> **GIVEN PROBLEM**
Word for word, repeat the entries, minus the pictures.

## START SOURCE RECORDS

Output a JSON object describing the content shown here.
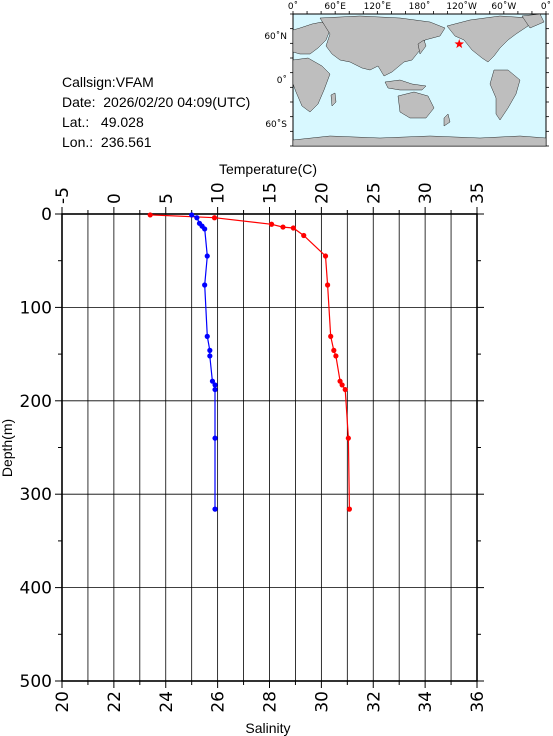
{
  "station": {
    "callsign_label": "Callsign:",
    "callsign": "VFAM",
    "date_label": "Date:",
    "date": "2026/02/20 04:09(UTC)",
    "lat_label": "Lat.:",
    "lat": "49.028",
    "lon_label": "Lon.:",
    "lon": "236.561"
  },
  "map": {
    "lon_labels": [
      "0˚",
      "60˚E",
      "120˚E",
      "180˚",
      "120˚W",
      "60˚W",
      "0˚"
    ],
    "lat_labels": [
      "60˚N",
      "0˚",
      "60˚S"
    ],
    "ocean_color": "#d8f8ff",
    "land_color": "#bebebe",
    "marker_icon": "star-icon",
    "marker_color": "#ff0000",
    "marker_lat": 49.028,
    "marker_lon": 236.561
  },
  "chart_data": {
    "type": "line",
    "ylabel": "Depth(m)",
    "x_top_label": "Temperature(C)",
    "x_bottom_label": "Salinity",
    "ylim": [
      0,
      500
    ],
    "y_ticks": [
      0,
      100,
      200,
      300,
      400,
      500
    ],
    "temp_lim": [
      -5,
      35
    ],
    "temp_ticks": [
      -5,
      0,
      5,
      10,
      15,
      20,
      25,
      30,
      35
    ],
    "sal_lim": [
      20,
      36
    ],
    "sal_ticks": [
      20,
      22,
      24,
      26,
      28,
      30,
      32,
      34,
      36
    ],
    "grid": true,
    "series": [
      {
        "axis": "temperature",
        "color": "#ff0000",
        "points": [
          [
            3.5,
            1
          ],
          [
            9.7,
            4
          ],
          [
            15.2,
            11
          ],
          [
            16.3,
            14
          ],
          [
            17.3,
            15
          ],
          [
            18.3,
            23
          ],
          [
            20.4,
            45
          ],
          [
            20.6,
            76
          ],
          [
            20.9,
            131
          ],
          [
            21.2,
            146
          ],
          [
            21.4,
            152
          ],
          [
            21.8,
            179
          ],
          [
            22.0,
            183
          ],
          [
            22.3,
            188
          ],
          [
            22.6,
            240
          ],
          [
            22.7,
            316
          ]
        ]
      },
      {
        "axis": "salinity",
        "color": "#0000ff",
        "points": [
          [
            25.0,
            1
          ],
          [
            25.2,
            4
          ],
          [
            25.3,
            10
          ],
          [
            25.4,
            13
          ],
          [
            25.5,
            16
          ],
          [
            25.6,
            45
          ],
          [
            25.5,
            76
          ],
          [
            25.6,
            131
          ],
          [
            25.7,
            146
          ],
          [
            25.7,
            152
          ],
          [
            25.8,
            179
          ],
          [
            25.9,
            183
          ],
          [
            25.9,
            188
          ],
          [
            25.9,
            240
          ],
          [
            25.9,
            316
          ]
        ]
      }
    ]
  }
}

## END SOURCE RECORDS

> **RESULT OF THIS TASK**
Output a JSON object describing the content shown here.
{
  "station": {
    "callsign_label": "Callsign:",
    "callsign": "VFAM",
    "date_label": "Date:",
    "date": "2026/02/20 04:09(UTC)",
    "lat_label": "Lat.:",
    "lat": "49.028",
    "lon_label": "Lon.:",
    "lon": "236.561"
  },
  "map": {
    "lon_labels": [
      "0˚",
      "60˚E",
      "120˚E",
      "180˚",
      "120˚W",
      "60˚W",
      "0˚"
    ],
    "lat_labels": [
      "60˚N",
      "0˚",
      "60˚S"
    ],
    "ocean_color": "#d8f8ff",
    "land_color": "#bebebe",
    "marker_icon": "star-icon",
    "marker_color": "#ff0000",
    "marker_lat": 49.028,
    "marker_lon": 236.561
  },
  "chart_data": {
    "type": "line",
    "ylabel": "Depth(m)",
    "x_top_label": "Temperature(C)",
    "x_bottom_label": "Salinity",
    "ylim": [
      0,
      500
    ],
    "y_ticks": [
      0,
      100,
      200,
      300,
      400,
      500
    ],
    "temp_lim": [
      -5,
      35
    ],
    "temp_ticks": [
      -5,
      0,
      5,
      10,
      15,
      20,
      25,
      30,
      35
    ],
    "sal_lim": [
      20,
      36
    ],
    "sal_ticks": [
      20,
      22,
      24,
      26,
      28,
      30,
      32,
      34,
      36
    ],
    "grid": true,
    "series": [
      {
        "axis": "temperature",
        "color": "#ff0000",
        "points": [
          [
            3.5,
            1
          ],
          [
            9.7,
            4
          ],
          [
            15.2,
            11
          ],
          [
            16.3,
            14
          ],
          [
            17.3,
            15
          ],
          [
            18.3,
            23
          ],
          [
            20.4,
            45
          ],
          [
            20.6,
            76
          ],
          [
            20.9,
            131
          ],
          [
            21.2,
            146
          ],
          [
            21.4,
            152
          ],
          [
            21.8,
            179
          ],
          [
            22.0,
            183
          ],
          [
            22.3,
            188
          ],
          [
            22.6,
            240
          ],
          [
            22.7,
            316
          ]
        ]
      },
      {
        "axis": "salinity",
        "color": "#0000ff",
        "points": [
          [
            25.0,
            1
          ],
          [
            25.2,
            4
          ],
          [
            25.3,
            10
          ],
          [
            25.4,
            13
          ],
          [
            25.5,
            16
          ],
          [
            25.6,
            45
          ],
          [
            25.5,
            76
          ],
          [
            25.6,
            131
          ],
          [
            25.7,
            146
          ],
          [
            25.7,
            152
          ],
          [
            25.8,
            179
          ],
          [
            25.9,
            183
          ],
          [
            25.9,
            188
          ],
          [
            25.9,
            240
          ],
          [
            25.9,
            316
          ]
        ]
      }
    ]
  }
}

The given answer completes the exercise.